◆ Written problem
Return the lines below that carry the word "name".
----------
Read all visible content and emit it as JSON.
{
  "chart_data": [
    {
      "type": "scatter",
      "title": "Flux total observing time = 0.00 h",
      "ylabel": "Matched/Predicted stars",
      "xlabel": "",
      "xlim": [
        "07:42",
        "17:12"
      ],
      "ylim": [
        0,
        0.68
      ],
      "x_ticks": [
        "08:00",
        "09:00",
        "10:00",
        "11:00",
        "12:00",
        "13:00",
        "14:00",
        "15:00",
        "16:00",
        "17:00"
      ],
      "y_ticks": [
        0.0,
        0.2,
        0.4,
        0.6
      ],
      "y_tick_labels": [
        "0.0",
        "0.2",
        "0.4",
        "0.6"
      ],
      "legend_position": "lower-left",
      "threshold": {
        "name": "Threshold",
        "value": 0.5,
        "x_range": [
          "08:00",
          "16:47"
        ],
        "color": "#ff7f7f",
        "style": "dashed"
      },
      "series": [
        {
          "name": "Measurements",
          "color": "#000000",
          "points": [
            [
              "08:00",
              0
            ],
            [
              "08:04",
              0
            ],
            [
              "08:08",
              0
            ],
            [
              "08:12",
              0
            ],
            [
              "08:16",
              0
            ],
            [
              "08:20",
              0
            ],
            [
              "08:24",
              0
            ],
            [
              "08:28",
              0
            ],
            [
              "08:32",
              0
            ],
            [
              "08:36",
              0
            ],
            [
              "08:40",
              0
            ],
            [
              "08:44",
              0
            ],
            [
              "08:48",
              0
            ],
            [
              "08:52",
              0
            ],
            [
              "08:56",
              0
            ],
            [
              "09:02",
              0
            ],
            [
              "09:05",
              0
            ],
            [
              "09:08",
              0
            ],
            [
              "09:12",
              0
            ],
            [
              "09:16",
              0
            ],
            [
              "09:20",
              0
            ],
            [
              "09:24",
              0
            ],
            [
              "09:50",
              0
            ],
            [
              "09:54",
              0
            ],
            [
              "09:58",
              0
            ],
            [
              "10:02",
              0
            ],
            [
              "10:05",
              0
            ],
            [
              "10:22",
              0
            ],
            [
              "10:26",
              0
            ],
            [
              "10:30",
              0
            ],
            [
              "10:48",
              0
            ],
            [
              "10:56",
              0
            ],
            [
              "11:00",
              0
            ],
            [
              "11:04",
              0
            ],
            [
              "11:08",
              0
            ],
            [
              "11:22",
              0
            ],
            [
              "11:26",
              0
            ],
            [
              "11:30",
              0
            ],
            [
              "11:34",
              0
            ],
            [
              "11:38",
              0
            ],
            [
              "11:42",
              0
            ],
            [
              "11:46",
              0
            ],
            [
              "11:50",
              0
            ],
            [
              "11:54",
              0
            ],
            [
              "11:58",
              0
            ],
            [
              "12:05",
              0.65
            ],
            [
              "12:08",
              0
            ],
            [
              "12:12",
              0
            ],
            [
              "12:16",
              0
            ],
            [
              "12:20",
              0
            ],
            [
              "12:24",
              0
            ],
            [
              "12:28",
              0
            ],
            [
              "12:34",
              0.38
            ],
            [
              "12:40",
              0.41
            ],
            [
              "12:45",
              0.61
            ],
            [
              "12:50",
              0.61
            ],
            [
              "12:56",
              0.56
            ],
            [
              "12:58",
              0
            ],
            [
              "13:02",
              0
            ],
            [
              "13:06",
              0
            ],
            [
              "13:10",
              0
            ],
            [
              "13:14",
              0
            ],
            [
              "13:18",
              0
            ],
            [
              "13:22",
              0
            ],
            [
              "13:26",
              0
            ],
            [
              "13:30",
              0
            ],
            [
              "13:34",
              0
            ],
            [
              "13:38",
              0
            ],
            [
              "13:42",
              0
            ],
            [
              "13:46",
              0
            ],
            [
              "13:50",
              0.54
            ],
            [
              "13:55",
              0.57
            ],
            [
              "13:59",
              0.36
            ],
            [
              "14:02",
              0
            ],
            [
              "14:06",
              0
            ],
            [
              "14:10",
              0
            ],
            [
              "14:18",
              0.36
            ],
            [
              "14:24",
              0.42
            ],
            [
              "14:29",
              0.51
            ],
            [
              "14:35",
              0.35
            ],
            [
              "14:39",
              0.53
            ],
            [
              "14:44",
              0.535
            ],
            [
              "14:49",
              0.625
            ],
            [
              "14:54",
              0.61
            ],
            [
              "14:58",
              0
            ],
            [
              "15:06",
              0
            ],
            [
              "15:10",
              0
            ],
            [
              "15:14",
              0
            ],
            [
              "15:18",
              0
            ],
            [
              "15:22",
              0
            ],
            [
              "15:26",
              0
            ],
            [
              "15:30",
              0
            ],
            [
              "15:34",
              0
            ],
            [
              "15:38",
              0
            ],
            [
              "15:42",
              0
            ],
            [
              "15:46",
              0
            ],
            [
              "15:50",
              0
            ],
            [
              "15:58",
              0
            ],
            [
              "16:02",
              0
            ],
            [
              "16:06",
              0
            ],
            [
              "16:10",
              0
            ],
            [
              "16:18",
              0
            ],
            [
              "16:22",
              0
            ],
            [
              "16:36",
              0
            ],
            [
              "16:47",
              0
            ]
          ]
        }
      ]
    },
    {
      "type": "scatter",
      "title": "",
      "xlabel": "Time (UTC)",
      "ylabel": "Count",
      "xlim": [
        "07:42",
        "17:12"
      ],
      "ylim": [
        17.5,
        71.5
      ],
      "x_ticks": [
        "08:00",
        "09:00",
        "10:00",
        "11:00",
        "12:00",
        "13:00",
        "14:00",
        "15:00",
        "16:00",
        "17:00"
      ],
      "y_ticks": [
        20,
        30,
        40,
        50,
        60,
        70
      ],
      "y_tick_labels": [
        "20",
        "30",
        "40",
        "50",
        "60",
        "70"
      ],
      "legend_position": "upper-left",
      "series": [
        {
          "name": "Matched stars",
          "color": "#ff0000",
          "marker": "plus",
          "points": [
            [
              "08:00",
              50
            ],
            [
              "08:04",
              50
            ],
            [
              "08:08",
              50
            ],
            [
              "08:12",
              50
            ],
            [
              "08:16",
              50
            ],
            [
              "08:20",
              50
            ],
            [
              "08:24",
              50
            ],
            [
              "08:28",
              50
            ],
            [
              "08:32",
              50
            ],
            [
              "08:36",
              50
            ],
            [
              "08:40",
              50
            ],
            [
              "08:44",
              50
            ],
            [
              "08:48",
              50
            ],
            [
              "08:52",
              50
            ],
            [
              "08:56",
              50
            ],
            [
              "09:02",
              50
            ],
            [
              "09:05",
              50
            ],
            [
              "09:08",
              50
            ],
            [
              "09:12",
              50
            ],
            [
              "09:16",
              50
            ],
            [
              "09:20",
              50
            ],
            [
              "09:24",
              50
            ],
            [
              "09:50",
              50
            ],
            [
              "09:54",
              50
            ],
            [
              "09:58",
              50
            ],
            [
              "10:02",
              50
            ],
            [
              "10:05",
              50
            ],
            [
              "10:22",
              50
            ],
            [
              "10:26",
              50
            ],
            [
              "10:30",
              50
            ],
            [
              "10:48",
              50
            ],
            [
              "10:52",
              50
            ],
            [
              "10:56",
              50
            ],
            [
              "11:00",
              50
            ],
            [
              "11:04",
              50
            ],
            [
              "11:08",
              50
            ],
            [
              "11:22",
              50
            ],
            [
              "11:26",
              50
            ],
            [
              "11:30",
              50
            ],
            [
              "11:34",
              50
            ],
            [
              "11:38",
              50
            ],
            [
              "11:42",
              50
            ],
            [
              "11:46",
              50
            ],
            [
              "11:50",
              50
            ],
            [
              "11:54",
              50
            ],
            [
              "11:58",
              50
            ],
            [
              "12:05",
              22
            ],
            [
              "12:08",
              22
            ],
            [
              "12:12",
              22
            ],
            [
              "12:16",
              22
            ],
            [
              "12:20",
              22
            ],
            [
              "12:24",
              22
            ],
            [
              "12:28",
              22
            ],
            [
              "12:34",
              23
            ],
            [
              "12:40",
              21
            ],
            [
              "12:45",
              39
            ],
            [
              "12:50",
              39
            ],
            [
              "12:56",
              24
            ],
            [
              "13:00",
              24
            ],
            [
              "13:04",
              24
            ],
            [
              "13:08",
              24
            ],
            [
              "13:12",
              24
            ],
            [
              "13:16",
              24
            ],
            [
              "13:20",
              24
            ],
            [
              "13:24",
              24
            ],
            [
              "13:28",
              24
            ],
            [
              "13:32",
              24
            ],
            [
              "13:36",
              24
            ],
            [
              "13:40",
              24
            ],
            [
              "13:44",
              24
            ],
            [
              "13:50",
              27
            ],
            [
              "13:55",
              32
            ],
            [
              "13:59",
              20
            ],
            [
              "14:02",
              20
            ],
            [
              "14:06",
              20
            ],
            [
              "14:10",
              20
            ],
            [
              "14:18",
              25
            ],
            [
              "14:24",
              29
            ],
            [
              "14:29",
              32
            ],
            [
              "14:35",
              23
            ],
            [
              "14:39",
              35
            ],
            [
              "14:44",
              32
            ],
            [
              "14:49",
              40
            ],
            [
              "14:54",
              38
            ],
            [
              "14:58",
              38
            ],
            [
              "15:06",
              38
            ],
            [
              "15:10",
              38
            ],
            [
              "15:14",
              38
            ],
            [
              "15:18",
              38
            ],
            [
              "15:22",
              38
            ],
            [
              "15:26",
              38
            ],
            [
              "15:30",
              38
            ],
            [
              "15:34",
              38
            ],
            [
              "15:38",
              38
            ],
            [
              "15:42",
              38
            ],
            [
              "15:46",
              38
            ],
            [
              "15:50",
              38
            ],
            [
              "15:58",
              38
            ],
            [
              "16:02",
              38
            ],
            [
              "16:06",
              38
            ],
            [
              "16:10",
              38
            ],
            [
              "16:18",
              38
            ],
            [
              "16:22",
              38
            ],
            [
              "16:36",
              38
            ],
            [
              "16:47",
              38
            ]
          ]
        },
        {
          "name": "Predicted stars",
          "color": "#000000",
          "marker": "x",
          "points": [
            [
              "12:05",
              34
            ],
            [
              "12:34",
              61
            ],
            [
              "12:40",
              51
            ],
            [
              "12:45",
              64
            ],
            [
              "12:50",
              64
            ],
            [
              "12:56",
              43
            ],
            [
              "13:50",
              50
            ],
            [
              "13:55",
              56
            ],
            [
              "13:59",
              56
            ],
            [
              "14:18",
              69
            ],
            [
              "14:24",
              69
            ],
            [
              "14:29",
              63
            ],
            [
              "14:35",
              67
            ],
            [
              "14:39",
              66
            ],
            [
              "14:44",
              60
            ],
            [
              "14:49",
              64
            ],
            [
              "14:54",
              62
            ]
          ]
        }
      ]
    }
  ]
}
----------
◆ Output for this task
        "name": "Threshold",
          "name": "Measurements",
          "name": "Matched stars",
          "name": "Predicted stars",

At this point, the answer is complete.